(WHAT TO PRODUCE): Convert the records into a Markdown table with the columns "No." and "Record text." Start at the first line of the records, end at the line containing "colorbar-swatch [931,209,965,249]", include both of those lines, number each row, and leave out blank lines.

== == ==

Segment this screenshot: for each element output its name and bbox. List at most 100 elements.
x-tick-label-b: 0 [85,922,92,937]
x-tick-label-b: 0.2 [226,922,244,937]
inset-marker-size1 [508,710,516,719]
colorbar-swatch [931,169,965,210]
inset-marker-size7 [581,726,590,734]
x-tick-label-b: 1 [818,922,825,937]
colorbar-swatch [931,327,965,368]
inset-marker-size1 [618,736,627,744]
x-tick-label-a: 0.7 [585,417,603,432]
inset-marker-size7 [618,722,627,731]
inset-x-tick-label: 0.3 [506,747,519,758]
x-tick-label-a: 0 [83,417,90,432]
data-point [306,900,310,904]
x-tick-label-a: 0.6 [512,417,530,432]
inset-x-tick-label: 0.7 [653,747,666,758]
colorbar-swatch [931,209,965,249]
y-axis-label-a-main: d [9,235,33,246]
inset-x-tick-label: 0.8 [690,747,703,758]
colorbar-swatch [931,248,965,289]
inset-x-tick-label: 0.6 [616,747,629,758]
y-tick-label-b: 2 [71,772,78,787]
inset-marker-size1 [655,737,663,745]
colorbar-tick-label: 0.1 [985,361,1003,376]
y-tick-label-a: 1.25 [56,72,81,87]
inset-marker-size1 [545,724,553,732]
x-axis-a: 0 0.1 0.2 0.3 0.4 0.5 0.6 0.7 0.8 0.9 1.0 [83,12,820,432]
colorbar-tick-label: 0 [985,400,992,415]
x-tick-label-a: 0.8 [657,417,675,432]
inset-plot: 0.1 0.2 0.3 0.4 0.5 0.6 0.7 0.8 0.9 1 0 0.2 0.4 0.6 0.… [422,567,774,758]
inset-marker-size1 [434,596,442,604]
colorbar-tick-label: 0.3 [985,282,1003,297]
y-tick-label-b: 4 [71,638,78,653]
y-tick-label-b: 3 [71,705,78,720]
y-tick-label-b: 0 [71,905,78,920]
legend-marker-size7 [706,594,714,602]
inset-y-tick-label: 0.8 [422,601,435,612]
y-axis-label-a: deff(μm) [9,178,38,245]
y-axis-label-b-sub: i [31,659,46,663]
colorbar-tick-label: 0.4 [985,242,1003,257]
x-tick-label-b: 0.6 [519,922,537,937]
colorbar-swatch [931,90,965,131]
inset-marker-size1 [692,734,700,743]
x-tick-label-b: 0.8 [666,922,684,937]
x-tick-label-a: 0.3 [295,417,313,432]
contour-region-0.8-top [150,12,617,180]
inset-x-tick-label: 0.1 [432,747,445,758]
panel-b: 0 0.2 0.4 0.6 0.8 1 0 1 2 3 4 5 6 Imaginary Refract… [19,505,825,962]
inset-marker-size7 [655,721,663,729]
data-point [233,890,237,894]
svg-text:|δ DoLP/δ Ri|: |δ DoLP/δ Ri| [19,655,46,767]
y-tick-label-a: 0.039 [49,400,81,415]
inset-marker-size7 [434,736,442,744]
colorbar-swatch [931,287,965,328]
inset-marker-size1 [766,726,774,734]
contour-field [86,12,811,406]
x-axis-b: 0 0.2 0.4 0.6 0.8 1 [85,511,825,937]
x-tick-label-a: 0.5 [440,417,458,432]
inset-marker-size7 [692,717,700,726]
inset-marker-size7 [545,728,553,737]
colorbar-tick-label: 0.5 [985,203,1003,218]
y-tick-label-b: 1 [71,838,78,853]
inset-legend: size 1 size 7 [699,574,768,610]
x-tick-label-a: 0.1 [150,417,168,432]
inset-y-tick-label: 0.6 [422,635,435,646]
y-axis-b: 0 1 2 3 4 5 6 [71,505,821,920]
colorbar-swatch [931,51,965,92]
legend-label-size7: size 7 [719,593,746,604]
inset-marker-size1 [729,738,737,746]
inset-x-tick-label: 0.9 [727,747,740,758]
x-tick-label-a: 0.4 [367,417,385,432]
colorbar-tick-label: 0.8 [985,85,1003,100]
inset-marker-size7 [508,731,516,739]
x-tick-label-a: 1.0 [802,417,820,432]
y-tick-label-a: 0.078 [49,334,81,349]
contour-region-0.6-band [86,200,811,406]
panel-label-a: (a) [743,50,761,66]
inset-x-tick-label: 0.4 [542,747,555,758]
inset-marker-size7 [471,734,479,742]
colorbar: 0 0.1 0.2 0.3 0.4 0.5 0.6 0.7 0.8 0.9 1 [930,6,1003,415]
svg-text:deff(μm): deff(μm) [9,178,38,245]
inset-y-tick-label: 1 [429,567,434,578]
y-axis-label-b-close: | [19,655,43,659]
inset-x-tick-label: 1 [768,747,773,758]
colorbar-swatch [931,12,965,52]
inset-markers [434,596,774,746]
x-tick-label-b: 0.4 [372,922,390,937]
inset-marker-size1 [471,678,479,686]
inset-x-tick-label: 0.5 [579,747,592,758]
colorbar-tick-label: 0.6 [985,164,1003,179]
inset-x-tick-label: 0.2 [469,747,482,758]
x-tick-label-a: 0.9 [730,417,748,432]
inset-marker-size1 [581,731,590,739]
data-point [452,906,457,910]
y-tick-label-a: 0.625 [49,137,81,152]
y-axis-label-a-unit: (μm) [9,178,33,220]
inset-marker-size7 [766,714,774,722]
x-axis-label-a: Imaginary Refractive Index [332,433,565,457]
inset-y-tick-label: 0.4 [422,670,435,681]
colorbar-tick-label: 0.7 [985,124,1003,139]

== == ==

(ANSWER TO THE EXERCISE):
| No. | Record text |
|---|---|
| 1 | Segment this screenshot: for each element output its name and bbox. List at most 100 elements. |
| 2 | x-tick-label-b: 0 [85,922,92,937] |
| 3 | x-tick-label-b: 0.2 [226,922,244,937] |
| 4 | inset-marker-size1 [508,710,516,719] |
| 5 | colorbar-swatch [931,169,965,210] |
| 6 | inset-marker-size7 [581,726,590,734] |
| 7 | x-tick-label-b: 1 [818,922,825,937] |
| 8 | colorbar-swatch [931,327,965,368] |
| 9 | inset-marker-size1 [618,736,627,744] |
| 10 | x-tick-label-a: 0.7 [585,417,603,432] |
| 11 | inset-marker-size7 [618,722,627,731] |
| 12 | inset-x-tick-label: 0.3 [506,747,519,758] |
| 13 | x-tick-label-a: 0 [83,417,90,432] |
| 14 | data-point [306,900,310,904] |
| 15 | x-tick-label-a: 0.6 [512,417,530,432] |
| 16 | inset-x-tick-label: 0.7 [653,747,666,758] |
| 17 | colorbar-swatch [931,209,965,249] |